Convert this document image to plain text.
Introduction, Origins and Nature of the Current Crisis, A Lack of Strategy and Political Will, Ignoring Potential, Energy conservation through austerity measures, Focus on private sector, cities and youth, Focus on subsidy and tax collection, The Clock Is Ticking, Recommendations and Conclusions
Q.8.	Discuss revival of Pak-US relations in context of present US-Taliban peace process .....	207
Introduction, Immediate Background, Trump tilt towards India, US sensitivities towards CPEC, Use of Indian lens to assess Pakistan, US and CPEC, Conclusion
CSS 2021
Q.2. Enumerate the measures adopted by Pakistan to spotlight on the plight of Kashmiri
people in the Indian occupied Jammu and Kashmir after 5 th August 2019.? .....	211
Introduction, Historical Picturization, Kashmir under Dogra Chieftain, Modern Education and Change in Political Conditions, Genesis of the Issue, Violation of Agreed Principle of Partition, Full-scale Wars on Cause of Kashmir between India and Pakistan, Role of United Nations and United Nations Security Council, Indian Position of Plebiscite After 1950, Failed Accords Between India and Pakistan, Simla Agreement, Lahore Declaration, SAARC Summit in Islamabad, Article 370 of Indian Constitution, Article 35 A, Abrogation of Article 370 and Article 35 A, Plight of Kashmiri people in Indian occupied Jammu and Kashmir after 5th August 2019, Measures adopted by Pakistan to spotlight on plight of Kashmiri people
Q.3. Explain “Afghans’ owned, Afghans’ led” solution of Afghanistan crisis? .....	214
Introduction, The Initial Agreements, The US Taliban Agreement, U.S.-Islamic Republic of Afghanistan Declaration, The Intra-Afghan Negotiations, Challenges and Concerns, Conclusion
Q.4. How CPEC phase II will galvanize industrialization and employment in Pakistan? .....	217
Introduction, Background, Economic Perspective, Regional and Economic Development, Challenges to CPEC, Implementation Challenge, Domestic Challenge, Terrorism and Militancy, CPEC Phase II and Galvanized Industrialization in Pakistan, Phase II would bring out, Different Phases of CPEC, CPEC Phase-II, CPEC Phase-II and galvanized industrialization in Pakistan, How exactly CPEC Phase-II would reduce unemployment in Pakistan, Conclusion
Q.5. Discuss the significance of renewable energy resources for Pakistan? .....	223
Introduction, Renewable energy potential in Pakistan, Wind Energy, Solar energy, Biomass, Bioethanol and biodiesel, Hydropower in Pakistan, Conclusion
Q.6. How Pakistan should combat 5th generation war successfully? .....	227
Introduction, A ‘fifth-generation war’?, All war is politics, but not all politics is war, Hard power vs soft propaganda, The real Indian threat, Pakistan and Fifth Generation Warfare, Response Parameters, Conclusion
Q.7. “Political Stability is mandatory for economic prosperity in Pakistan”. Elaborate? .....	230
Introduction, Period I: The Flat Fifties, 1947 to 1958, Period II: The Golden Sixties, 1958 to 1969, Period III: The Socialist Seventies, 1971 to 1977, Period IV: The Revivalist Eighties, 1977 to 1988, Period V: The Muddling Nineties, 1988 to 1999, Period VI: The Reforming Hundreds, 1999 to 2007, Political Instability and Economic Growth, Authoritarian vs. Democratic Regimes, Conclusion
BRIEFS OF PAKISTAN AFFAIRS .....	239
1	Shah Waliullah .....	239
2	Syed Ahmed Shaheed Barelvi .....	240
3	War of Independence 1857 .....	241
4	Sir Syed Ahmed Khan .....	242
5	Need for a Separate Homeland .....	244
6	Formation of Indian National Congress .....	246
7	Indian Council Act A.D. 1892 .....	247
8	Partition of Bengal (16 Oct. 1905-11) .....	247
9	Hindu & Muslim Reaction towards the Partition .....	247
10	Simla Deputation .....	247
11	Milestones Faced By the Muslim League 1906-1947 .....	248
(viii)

────────────────────────────────────────

| What you are asked to do |
Every entry must be quoted exactly as it appears above.

| Expected answer |
Convert this document image to plain text.
Introduction, Origins and Nature of the Current Crisis, A Lack of Strategy and Political Will, Ignoring Potential, Energy conservation through austerity measures, Focus on private sector, cities and youth, Focus on subsidy and tax collection, The Clock Is Ticking, Recommendations and Conclusions
Q.8.	Discuss revival of Pak-US relations in context of present US-Taliban peace process .....	207
Introduction, Immediate Background, Trump tilt towards India, US sensitivities towards CPEC, Use of Indian lens to assess Pakistan, US and CPEC, Conclusion
CSS 2021
Q.2. Enumerate the measures adopted by Pakistan to spotlight on the plight of Kashmiri
people in the Indian occupied Jammu and Kashmir after 5 th August 2019.? .....	211
Introduction, Historical Picturization, Kashmir under Dogra Chieftain, Modern Education and Change in Political Conditions, Genesis of the Issue, Violation of Agreed Principle of Partition, Full-scale Wars on Cause of Kashmir between India and Pakistan, Role of United Nations and United Nations Security Council, Indian Position of Plebiscite After 1950, Failed Accords Between India and Pakistan, Simla Agreement, Lahore Declaration, SAARC Summit in Islamabad, Article 370 of Indian Constitution, Article 35 A, Abrogation of Article 370 and Article 35 A, Plight of Kashmiri people in Indian occupied Jammu and Kashmir after 5th August 2019, Measures adopted by Pakistan to spotlight on plight of Kashmiri people
Q.3. Explain “Afghans’ owned, Afghans’ led” solution of Afghanistan crisis? .....	214
Introduction, The Initial Agreements, The US Taliban Agreement, U.S.-Islamic Republic of Afghanistan Declaration, The Intra-Afghan Negotiations, Challenges and Concerns, Conclusion
Q.4. How CPEC phase II will galvanize industrialization and employment in Pakistan? .....	217
Introduction, Background, Economic Perspective, Regional and Economic Development, Challenges to CPEC, Implementation Challenge, Domestic Challenge, Terrorism and Militancy, CPEC Phase II and Galvanized Industrialization in Pakistan, Phase II would bring out, Different Phases of CPEC, CPEC Phase-II, CPEC Phase-II and galvanized industrialization in Pakistan, How exactly CPEC Phase-II would reduce unemployment in Pakistan, Conclusion
Q.5. Discuss the significance of renewable energy resources for Pakistan? .....	223
Introduction, Renewable energy potential in Pakistan, Wind Energy, Solar energy, Biomass, Bioethanol and biodiesel, Hydropower in Pakistan, Conclusion
Q.6. How Pakistan should combat 5th generation war successfully? .....	227
Introduction, A ‘fifth-generation war’?, All war is politics, but not all politics is war, Hard power vs soft propaganda, The real Indian threat, Pakistan and Fifth Generation Warfare, Response Parameters, Conclusion
Q.7. “Political Stability is mandatory for economic prosperity in Pakistan”. Elaborate? .....	230
Introduction, Period I: The Flat Fifties, 1947 to 1958, Period II: The Golden Sixties, 1958 to 1969, Period III: The Socialist Seventies, 1971 to 1977, Period IV: The Revivalist Eighties, 1977 to 1988, Period V: The Muddling Nineties, 1988 to 1999, Period VI: The Reforming Hundreds, 1999 to 2007, Political Instability and Economic Growth, Authoritarian vs. Democratic Regimes, Conclusion
BRIEFS OF PAKISTAN AFFAIRS .....	239
1	Shah Waliullah .....	239
2	Syed Ahmed Shaheed Barelvi .....	240
3	War of Independence 1857 .....	241
4	Sir Syed Ahmed Khan .....	242
5	Need for a Separate Homeland .....	244
6	Formation of Indian National Congress .....	246
7	Indian Council Act A.D. 1892 .....	247
8	Partition of Bengal (16 Oct. 1905-11) .....	247
9	Hindu & Muslim Reaction towards the Partition .....	247
10	Simla Deputation .....	247
11	Milestones Faced By the Muslim League 1906-1947 .....	248
(viii)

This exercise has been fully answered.